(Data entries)

[START]

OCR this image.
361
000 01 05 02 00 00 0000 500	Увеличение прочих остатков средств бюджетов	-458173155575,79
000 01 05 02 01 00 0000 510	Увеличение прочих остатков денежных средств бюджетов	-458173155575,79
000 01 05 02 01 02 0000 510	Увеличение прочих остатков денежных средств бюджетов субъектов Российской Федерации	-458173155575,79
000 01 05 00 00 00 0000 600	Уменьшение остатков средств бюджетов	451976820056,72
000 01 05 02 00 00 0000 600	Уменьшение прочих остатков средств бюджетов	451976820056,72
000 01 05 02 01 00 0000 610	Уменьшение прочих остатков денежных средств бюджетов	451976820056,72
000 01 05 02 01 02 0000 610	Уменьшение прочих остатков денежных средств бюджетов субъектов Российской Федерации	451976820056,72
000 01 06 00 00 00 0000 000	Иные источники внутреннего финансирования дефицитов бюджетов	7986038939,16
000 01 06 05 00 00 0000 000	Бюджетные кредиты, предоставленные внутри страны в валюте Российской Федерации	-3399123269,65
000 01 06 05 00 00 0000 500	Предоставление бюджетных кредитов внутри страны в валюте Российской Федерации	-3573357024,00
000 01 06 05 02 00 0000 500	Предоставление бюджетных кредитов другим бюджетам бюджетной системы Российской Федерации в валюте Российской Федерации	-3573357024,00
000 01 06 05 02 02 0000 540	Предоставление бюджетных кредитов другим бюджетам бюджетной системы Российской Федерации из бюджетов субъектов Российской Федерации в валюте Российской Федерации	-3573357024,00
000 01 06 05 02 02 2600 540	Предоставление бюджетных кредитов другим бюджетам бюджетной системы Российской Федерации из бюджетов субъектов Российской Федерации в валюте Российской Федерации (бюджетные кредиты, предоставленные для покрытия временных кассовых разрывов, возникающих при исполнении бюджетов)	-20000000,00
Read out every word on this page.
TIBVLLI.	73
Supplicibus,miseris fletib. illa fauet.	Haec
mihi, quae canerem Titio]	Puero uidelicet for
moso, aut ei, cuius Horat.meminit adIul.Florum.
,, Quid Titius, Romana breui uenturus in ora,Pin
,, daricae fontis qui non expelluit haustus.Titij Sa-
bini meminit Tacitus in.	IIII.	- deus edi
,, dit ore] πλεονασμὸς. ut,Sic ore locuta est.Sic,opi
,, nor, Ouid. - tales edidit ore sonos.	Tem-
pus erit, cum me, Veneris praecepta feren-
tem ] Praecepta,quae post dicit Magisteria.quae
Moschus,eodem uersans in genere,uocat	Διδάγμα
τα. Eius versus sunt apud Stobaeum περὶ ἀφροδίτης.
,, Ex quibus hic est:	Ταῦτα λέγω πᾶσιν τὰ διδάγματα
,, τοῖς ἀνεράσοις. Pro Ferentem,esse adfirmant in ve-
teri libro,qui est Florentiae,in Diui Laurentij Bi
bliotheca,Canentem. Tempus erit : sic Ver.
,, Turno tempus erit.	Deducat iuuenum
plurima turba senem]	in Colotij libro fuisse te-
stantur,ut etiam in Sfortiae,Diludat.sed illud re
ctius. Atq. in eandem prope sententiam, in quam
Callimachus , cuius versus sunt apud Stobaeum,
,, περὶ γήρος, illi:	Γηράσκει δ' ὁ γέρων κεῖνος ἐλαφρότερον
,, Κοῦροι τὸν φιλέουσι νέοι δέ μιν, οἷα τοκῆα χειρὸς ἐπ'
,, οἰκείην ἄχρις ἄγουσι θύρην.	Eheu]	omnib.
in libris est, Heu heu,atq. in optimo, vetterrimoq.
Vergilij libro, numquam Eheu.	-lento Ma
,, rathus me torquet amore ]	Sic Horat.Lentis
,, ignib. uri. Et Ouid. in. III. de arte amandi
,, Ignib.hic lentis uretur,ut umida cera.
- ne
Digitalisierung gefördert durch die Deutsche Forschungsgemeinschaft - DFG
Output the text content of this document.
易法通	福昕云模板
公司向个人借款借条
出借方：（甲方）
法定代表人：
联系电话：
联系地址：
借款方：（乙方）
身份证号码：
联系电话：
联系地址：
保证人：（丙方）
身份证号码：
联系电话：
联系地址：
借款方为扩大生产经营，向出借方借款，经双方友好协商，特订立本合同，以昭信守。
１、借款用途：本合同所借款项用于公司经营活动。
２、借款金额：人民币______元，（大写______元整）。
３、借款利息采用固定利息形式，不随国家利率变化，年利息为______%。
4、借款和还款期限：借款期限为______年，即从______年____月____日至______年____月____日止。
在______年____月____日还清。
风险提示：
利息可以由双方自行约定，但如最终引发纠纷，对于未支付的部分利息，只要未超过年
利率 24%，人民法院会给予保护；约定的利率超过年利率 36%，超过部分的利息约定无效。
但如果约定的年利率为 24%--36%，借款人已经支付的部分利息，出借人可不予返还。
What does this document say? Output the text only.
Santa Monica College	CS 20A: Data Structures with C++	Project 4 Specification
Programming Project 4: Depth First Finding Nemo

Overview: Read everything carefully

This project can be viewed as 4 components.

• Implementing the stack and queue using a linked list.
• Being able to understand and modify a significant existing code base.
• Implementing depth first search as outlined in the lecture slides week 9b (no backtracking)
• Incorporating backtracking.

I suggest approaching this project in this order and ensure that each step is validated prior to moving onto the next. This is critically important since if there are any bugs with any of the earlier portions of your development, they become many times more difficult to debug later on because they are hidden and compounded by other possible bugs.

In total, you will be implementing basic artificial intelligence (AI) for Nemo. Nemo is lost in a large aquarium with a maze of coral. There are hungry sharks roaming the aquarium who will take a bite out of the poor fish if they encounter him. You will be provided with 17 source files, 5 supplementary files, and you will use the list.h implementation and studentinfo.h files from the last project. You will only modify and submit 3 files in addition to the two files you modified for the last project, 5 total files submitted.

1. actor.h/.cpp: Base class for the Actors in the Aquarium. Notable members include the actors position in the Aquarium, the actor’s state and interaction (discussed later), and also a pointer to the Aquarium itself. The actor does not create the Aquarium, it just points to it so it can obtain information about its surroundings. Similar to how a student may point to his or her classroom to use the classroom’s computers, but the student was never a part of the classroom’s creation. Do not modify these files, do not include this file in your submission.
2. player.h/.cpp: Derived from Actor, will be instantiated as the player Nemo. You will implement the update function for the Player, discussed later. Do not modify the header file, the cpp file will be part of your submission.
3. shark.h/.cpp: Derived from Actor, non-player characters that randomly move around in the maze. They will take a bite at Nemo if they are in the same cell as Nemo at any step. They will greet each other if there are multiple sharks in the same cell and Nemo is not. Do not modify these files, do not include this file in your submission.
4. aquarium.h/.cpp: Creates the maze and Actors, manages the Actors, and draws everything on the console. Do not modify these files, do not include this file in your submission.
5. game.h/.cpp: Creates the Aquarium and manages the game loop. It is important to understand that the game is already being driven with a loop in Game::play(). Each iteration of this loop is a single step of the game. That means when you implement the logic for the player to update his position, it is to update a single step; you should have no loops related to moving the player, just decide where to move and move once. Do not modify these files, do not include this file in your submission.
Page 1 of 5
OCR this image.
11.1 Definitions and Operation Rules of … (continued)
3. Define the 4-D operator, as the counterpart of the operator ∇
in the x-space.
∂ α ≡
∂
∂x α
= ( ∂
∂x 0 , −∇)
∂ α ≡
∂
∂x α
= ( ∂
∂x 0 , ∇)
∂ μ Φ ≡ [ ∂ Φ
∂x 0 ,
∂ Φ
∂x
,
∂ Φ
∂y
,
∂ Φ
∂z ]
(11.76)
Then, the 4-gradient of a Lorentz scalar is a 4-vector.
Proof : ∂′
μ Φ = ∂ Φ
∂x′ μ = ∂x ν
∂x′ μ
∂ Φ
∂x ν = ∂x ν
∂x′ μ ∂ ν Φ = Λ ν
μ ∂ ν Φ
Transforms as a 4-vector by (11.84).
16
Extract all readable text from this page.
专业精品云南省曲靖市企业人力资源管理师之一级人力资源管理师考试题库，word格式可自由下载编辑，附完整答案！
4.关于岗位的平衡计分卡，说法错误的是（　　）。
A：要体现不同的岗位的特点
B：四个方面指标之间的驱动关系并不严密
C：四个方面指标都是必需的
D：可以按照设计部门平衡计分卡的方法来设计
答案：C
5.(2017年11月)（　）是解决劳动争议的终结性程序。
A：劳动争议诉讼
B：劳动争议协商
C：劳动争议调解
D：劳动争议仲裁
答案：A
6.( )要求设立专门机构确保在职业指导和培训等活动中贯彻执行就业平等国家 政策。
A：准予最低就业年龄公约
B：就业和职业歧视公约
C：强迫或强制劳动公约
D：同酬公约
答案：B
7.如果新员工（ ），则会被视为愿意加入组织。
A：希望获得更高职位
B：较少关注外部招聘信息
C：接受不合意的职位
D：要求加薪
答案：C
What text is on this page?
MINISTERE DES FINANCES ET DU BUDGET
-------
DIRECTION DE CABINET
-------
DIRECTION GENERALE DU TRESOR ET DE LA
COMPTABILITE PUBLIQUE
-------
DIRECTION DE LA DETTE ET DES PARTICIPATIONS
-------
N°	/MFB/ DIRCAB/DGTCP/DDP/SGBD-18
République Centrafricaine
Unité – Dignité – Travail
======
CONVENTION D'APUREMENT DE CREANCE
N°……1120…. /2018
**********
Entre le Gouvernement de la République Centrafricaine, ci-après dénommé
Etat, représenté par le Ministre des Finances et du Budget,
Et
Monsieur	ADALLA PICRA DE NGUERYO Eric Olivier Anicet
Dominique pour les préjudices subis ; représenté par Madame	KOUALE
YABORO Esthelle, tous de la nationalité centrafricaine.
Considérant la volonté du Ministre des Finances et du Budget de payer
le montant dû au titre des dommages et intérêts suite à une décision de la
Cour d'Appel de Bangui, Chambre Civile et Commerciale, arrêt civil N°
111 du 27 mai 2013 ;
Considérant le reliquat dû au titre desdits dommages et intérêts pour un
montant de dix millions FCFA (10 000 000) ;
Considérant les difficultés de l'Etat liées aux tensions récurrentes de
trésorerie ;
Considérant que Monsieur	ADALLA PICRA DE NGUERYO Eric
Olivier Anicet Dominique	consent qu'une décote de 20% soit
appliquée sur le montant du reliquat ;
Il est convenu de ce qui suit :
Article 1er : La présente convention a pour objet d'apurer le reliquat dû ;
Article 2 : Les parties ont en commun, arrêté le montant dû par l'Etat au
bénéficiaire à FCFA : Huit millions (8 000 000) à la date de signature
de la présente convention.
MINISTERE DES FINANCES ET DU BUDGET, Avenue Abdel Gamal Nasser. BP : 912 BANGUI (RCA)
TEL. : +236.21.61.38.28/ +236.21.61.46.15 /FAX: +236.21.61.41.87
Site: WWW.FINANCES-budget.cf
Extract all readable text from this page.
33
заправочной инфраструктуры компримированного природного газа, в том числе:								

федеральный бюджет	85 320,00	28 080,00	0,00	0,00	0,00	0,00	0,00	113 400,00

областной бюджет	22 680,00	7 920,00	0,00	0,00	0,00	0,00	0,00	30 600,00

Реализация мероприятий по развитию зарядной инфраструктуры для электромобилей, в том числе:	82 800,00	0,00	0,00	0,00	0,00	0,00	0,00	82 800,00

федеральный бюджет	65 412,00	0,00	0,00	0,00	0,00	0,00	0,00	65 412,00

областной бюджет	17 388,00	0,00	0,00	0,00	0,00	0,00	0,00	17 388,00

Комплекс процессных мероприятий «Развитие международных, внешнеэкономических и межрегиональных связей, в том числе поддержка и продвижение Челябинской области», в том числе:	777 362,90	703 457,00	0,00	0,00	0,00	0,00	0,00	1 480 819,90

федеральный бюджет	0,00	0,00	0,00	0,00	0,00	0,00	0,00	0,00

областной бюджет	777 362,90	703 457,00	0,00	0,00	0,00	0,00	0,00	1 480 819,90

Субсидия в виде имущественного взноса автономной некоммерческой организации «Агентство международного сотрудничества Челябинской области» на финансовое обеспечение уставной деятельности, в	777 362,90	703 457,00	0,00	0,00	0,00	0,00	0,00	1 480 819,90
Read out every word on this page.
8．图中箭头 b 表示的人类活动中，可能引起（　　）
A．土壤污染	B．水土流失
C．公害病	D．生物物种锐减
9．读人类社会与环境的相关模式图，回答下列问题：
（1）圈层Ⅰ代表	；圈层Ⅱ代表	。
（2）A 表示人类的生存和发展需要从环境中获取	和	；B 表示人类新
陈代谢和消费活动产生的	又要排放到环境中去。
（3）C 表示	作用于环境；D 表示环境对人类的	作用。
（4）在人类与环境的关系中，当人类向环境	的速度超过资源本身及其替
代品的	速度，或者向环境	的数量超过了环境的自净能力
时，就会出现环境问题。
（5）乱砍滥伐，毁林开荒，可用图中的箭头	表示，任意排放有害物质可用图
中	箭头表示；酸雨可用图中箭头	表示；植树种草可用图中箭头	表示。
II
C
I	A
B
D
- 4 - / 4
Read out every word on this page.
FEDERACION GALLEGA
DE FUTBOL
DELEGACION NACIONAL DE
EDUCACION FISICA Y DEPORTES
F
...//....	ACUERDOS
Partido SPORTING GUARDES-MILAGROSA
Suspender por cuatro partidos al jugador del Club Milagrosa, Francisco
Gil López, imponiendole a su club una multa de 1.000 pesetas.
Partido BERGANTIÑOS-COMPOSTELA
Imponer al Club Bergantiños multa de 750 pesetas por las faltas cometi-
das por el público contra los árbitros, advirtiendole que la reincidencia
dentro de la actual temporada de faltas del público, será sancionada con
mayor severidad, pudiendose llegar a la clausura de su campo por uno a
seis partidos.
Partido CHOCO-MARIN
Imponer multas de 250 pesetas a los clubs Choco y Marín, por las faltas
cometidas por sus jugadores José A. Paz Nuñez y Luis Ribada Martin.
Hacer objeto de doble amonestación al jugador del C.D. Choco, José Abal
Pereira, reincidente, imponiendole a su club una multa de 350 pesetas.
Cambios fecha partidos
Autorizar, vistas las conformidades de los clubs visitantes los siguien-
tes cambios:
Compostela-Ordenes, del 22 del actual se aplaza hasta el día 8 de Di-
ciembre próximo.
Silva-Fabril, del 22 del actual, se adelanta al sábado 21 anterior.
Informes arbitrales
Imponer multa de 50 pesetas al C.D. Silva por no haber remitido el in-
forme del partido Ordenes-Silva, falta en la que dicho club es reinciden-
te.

[END]

* **Given instruction**
Search the listing for the word "clubs". Copy every line in which it occurs.

* **Task response**
Imponer multas de 250 pesetas a los clubs Choco y Marín, por las faltas
Autorizar, vistas las conformidades de los clubs visitantes los siguien-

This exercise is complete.